Records shown →
--- --- ---

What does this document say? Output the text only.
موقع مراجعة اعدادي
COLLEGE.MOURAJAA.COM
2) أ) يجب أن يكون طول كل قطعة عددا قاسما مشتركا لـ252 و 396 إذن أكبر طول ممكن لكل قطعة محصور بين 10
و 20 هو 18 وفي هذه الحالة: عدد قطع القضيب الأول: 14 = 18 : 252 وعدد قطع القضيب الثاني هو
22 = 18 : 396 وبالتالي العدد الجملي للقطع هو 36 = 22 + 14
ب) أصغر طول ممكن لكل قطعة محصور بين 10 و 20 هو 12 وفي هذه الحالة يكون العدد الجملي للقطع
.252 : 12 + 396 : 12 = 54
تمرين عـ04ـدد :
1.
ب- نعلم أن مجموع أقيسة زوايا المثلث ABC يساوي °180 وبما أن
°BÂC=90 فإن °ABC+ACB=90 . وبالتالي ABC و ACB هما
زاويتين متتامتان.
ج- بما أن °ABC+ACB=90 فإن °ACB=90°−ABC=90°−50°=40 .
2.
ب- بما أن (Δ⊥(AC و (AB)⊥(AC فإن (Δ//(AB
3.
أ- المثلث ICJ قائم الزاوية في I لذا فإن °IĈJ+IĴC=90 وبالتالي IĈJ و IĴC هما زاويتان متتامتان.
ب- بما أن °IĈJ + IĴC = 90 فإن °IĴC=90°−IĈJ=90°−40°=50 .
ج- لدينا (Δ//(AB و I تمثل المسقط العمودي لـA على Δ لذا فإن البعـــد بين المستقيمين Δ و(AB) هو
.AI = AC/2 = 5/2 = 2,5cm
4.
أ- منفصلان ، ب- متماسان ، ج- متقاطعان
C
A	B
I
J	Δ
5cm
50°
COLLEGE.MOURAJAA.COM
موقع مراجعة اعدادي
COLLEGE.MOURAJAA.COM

--- --- ---

Written exercise → Every line of the data above should be reproduced word for word.

Written response →
What does this document say? Output the text only.
موقع مراجعة اعدادي
COLLEGE.MOURAJAA.COM
2) أ) يجب أن يكون طول كل قطعة عددا قاسما مشتركا لـ252 و 396 إذن أكبر طول ممكن لكل قطعة محصور بين 10
و 20 هو 18 وفي هذه الحالة: عدد قطع القضيب الأول: 14 = 18 : 252 وعدد قطع القضيب الثاني هو
22 = 18 : 396 وبالتالي العدد الجملي للقطع هو 36 = 22 + 14
ب) أصغر طول ممكن لكل قطعة محصور بين 10 و 20 هو 12 وفي هذه الحالة يكون العدد الجملي للقطع
.252 : 12 + 396 : 12 = 54
تمرين عـ04ـدد :
1.
ب- نعلم أن مجموع أقيسة زوايا المثلث ABC يساوي °180 وبما أن
°BÂC=90 فإن °ABC+ACB=90 . وبالتالي ABC و ACB هما
زاويتين متتامتان.
ج- بما أن °ABC+ACB=90 فإن °ACB=90°−ABC=90°−50°=40 .
2.
ب- بما أن (Δ⊥(AC و (AB)⊥(AC فإن (Δ//(AB
3.
أ- المثلث ICJ قائم الزاوية في I لذا فإن °IĈJ+IĴC=90 وبالتالي IĈJ و IĴC هما زاويتان متتامتان.
ب- بما أن °IĈJ + IĴC = 90 فإن °IĴC=90°−IĈJ=90°−40°=50 .
ج- لدينا (Δ//(AB و I تمثل المسقط العمودي لـA على Δ لذا فإن البعـــد بين المستقيمين Δ و(AB) هو
.AI = AC/2 = 5/2 = 2,5cm
4.
أ- منفصلان ، ب- متماسان ، ج- متقاطعان
C
A	B
I
J	Δ
5cm
50°
COLLEGE.MOURAJAA.COM
موقع مراجعة اعدادي
COLLEGE.MOURAJAA.COM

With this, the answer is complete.